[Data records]
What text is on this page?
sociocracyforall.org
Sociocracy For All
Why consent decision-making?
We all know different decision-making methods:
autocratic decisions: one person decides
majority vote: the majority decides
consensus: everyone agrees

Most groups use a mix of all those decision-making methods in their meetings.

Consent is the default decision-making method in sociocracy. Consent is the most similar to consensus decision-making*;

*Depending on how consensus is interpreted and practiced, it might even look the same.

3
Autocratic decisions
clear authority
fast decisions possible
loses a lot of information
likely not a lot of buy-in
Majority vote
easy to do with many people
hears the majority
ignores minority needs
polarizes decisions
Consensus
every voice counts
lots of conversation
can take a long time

---

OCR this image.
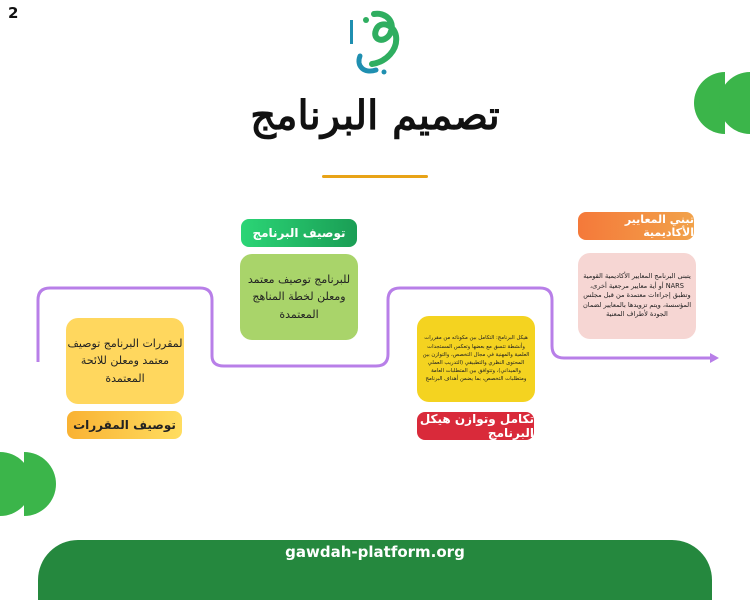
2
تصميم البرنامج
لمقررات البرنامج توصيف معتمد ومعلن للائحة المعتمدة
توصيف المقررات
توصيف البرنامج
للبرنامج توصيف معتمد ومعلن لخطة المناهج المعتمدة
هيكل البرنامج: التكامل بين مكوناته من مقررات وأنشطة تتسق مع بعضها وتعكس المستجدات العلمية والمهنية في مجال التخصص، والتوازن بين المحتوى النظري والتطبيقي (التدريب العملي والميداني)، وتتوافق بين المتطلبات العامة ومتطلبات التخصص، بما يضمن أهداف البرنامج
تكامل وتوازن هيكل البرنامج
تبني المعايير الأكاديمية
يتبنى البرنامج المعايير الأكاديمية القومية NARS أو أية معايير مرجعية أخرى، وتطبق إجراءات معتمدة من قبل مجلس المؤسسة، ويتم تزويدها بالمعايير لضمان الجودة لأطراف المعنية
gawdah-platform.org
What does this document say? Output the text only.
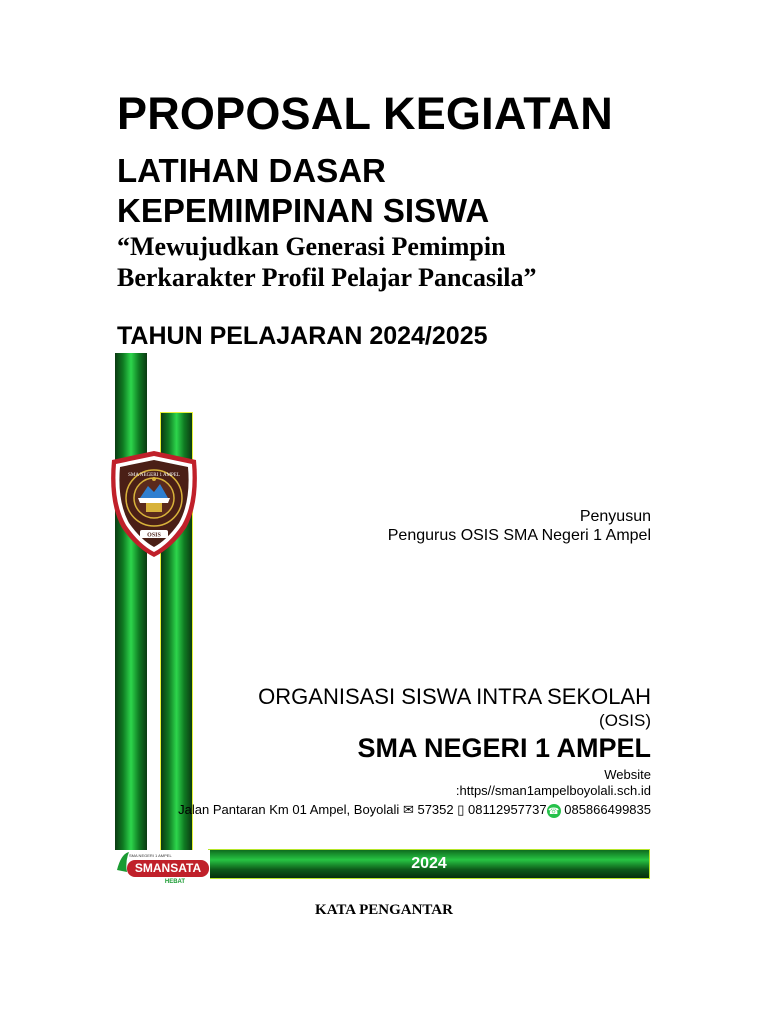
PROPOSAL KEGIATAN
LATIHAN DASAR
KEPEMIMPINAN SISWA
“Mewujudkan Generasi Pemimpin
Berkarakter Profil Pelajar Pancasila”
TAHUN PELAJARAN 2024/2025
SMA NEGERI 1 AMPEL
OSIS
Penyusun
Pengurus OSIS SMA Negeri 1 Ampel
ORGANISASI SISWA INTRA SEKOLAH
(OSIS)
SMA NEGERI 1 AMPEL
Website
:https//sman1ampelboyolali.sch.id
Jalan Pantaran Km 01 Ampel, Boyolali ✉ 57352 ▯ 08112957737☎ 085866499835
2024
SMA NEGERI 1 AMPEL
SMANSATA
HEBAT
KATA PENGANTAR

▸ **SHORT PROBLEM**
List every line above that holds the word "What".

▸ **WRITTEN ANSWER**
What text is on this page?
What does this document say? Output the text only.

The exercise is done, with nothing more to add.